• [Your instructions]:
Make an exact copy of the lines, leaving the pictures out.

— Start —

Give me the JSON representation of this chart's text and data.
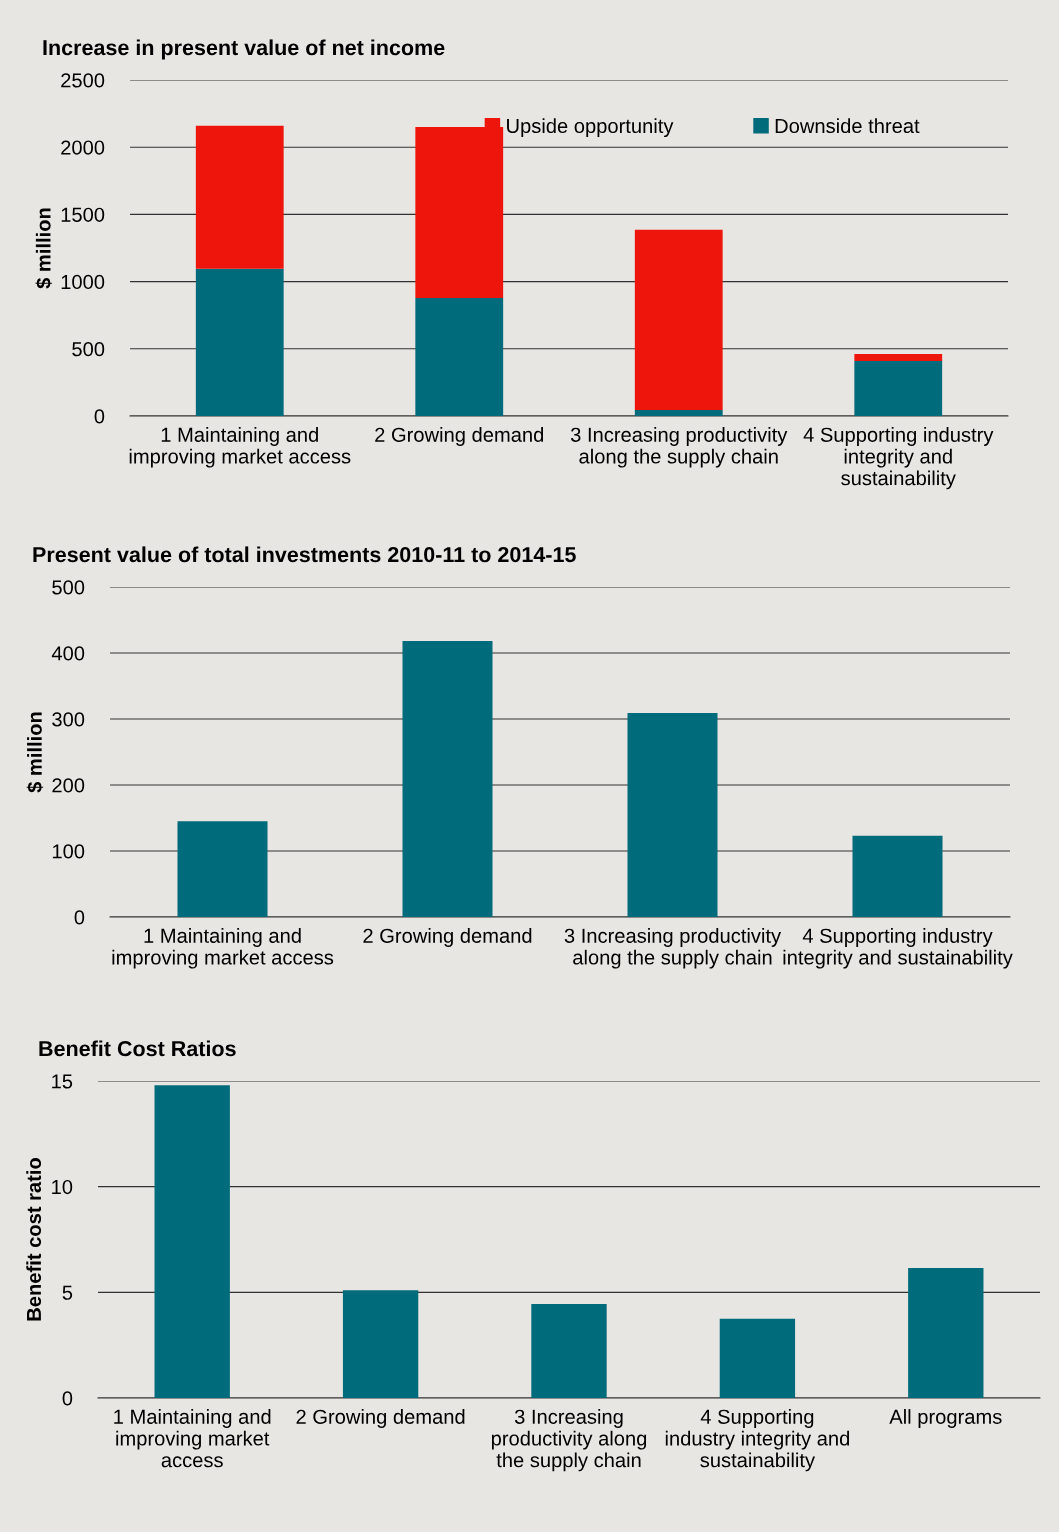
{
  "chart_data": [
    {
      "type": "bar",
      "title": "Increase in present value of net income",
      "ylabel": "$ million",
      "categories": [
        "1 Maintaining and\nimproving market access",
        "2 Growing demand",
        "3 Increasing productivity\nalong the supply chain",
        "4 Supporting industry\nintegrity and\nsustainability"
      ],
      "stacked": true,
      "series": [
        {
          "name": "Downside threat",
          "color": "#006b7a",
          "values": [
            1095,
            878,
            45,
            410
          ]
        },
        {
          "name": "Upside opportunity",
          "color": "#ee160c",
          "values": [
            1065,
            1272,
            1340,
            52
          ]
        }
      ],
      "ylim": [
        0,
        2500
      ],
      "yticks": [
        0,
        500,
        1000,
        1500,
        2000,
        2500
      ],
      "grid": "y",
      "legend": "top right"
    },
    {
      "type": "bar",
      "title": "Present value of total investments 2010-11 to 2014-15",
      "ylabel": "$ million",
      "categories": [
        "1 Maintaining and\nimproving market access",
        "2 Growing demand",
        "3 Increasing productivity\nalong the supply chain",
        "4 Supporting industry\nintegrity and sustainability"
      ],
      "series": [
        {
          "color": "#006b7a",
          "values": [
            145,
            418,
            309,
            123
          ]
        }
      ],
      "ylim": [
        0,
        500
      ],
      "yticks": [
        0,
        100,
        200,
        300,
        400,
        500
      ],
      "grid": "y"
    },
    {
      "type": "bar",
      "title": "Benefit Cost Ratios",
      "ylabel": "Benefit cost ratio",
      "categories": [
        "1 Maintaining and\nimproving market\naccess",
        "2 Growing demand",
        "3 Increasing\nproductivity along\nthe supply chain",
        "4 Supporting\nindustry integrity and\nsustainability",
        "All programs"
      ],
      "series": [
        {
          "color": "#006b7a",
          "values": [
            14.8,
            5.1,
            4.45,
            3.75,
            6.15
          ]
        }
      ],
      "ylim": [
        0,
        15
      ],
      "yticks": [
        0,
        5,
        10,
        15
      ],
      "grid": "y"
    }
  ]
}
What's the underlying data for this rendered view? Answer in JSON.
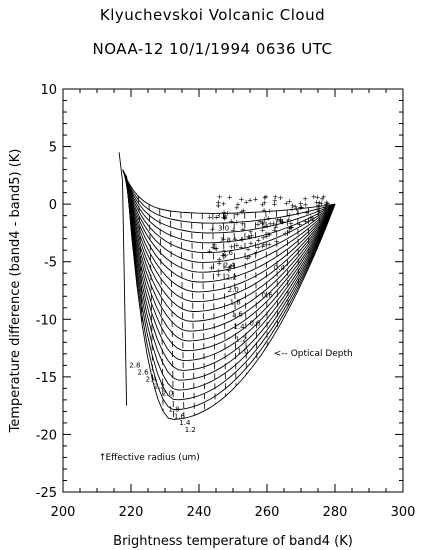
{
  "chart_data": {
    "type": "scatter",
    "title": "Klyuchevskoi Volcanic Cloud",
    "subtitle": "NOAA-12  10/1/1994  0636 UTC",
    "xlabel": "Brightness temperature of band4 (K)",
    "ylabel": "Temperature difference (band4 - band5) (K)",
    "xlim": [
      200,
      300
    ],
    "ylim": [
      -25,
      10
    ],
    "xticks": [
      200,
      220,
      240,
      260,
      280,
      300
    ],
    "yticks": [
      -25,
      -20,
      -15,
      -10,
      -5,
      0,
      5,
      10
    ],
    "grid": false,
    "annotations": {
      "optical_depth": "<-- Optical Depth",
      "effective_radius": "Effective radius (um)"
    },
    "radius_labels": [
      "2.8",
      "2.6",
      "2.4",
      "2.2",
      "2.0",
      "1.8",
      "1.6",
      "1.4",
      "1.2"
    ],
    "optical_depth_labels": [
      "3.6",
      "3.0",
      "2.8",
      "2.6",
      "2.4",
      "2.2",
      "2.0",
      "1.8",
      "1.6",
      "1.4",
      "1.2",
      "1.0",
      "0.8",
      "0.6",
      "0.4"
    ],
    "colors": {
      "curves": "#000000",
      "observations": "#cc0000"
    },
    "model_family": {
      "clear_sky_point": [
        280,
        0
      ],
      "left_tip": [
        216.5,
        4.5
      ],
      "description_of_grid": "radius and optical depth curves",
      "min_curve_minimum": [
        232,
        -18.7
      ]
    },
    "observations": {
      "x_range": [
        242,
        278
      ],
      "y_range": [
        -7,
        0.5
      ]
    }
  }
}
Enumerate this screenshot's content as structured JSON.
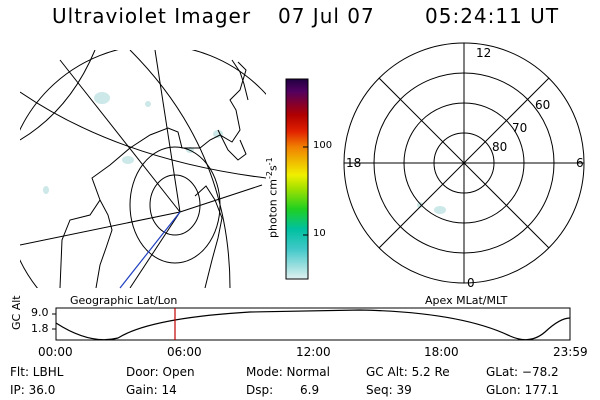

— End —

• [Task result]:
Give me the JSON representation of this chart's text and data.
{
  "chart_data": [
    {
      "type": "bar",
      "title": "Increase in present value of net income",
      "ylabel": "$ million",
      "categories": [
        "1 Maintaining and\nimproving market access",
        "2 Growing demand",
        "3 Increasing productivity\nalong the supply chain",
        "4 Supporting industry\nintegrity and\nsustainability"
      ],
      "stacked": true,
      "series": [
        {
          "name": "Downside threat",
          "color": "#006b7a",
          "values": [
            1095,
            878,
            45,
            410
          ]
        },
        {
          "name": "Upside opportunity",
          "color": "#ee160c",
          "values": [
            1065,
            1272,
            1340,
            52
          ]
        }
      ],
      "ylim": [
        0,
        2500
      ],
      "yticks": [
        0,
        500,
        1000,
        1500,
        2000,
        2500
      ],
      "grid": "y",
      "legend": "top right"
    },
    {
      "type": "bar",
      "title": "Present value of total investments 2010-11 to 2014-15",
      "ylabel": "$ million",
      "categories": [
        "1 Maintaining and\nimproving market access",
        "2 Growing demand",
        "3 Increasing productivity\nalong the supply chain",
        "4 Supporting industry\nintegrity and sustainability"
      ],
      "series": [
        {
          "color": "#006b7a",
          "values": [
            145,
            418,
            309,
            123
          ]
        }
      ],
      "ylim": [
        0,
        500
      ],
      "yticks": [
        0,
        100,
        200,
        300,
        400,
        500
      ],
      "grid": "y"
    },
    {
      "type": "bar",
      "title": "Benefit Cost Ratios",
      "ylabel": "Benefit cost ratio",
      "categories": [
        "1 Maintaining and\nimproving market\naccess",
        "2 Growing demand",
        "3 Increasing\nproductivity along\nthe supply chain",
        "4 Supporting\nindustry integrity and\nsustainability",
        "All programs"
      ],
      "series": [
        {
          "color": "#006b7a",
          "values": [
            14.8,
            5.1,
            4.45,
            3.75,
            6.15
          ]
        }
      ],
      "ylim": [
        0,
        15
      ],
      "yticks": [
        0,
        5,
        10,
        15
      ],
      "grid": "y"
    }
  ]
}
What's the underlying data for this rendered view? Answer in JSON.
{
  "chart_data": {
    "type": "scatter",
    "title": "Klyuchevskoi Volcanic Cloud",
    "subtitle": "NOAA-12  10/1/1994  0636 UTC",
    "xlabel": "Brightness temperature of band4 (K)",
    "ylabel": "Temperature difference (band4 - band5) (K)",
    "xlim": [
      200,
      300
    ],
    "ylim": [
      -25,
      10
    ],
    "xticks": [
      200,
      220,
      240,
      260,
      280,
      300
    ],
    "yticks": [
      -25,
      -20,
      -15,
      -10,
      -5,
      0,
      5,
      10
    ],
    "grid": false,
    "annotations": {
      "optical_depth": "<-- Optical Depth",
      "effective_radius": "Effective radius (um)"
    },
    "radius_labels": [
      "2.8",
      "2.6",
      "2.4",
      "2.2",
      "2.0",
      "1.8",
      "1.6",
      "1.4",
      "1.2"
    ],
    "optical_depth_labels": [
      "3.6",
      "3.0",
      "2.8",
      "2.6",
      "2.4",
      "2.2",
      "2.0",
      "1.8",
      "1.6",
      "1.4",
      "1.2",
      "1.0",
      "0.8",
      "0.6",
      "0.4"
    ],
    "colors": {
      "curves": "#000000",
      "observations": "#cc0000"
    },
    "model_family": {
      "clear_sky_point": [
        280,
        0
      ],
      "left_tip": [
        216.5,
        4.5
      ],
      "description_of_grid": "radius and optical depth curves",
      "min_curve_minimum": [
        232,
        -18.7
      ]
    },
    "observations": {
      "x_range": [
        242,
        278
      ],
      "y_range": [
        -7,
        0.5
      ]
    }
  }
}
Enumerate this screenshot's content as structured JSON.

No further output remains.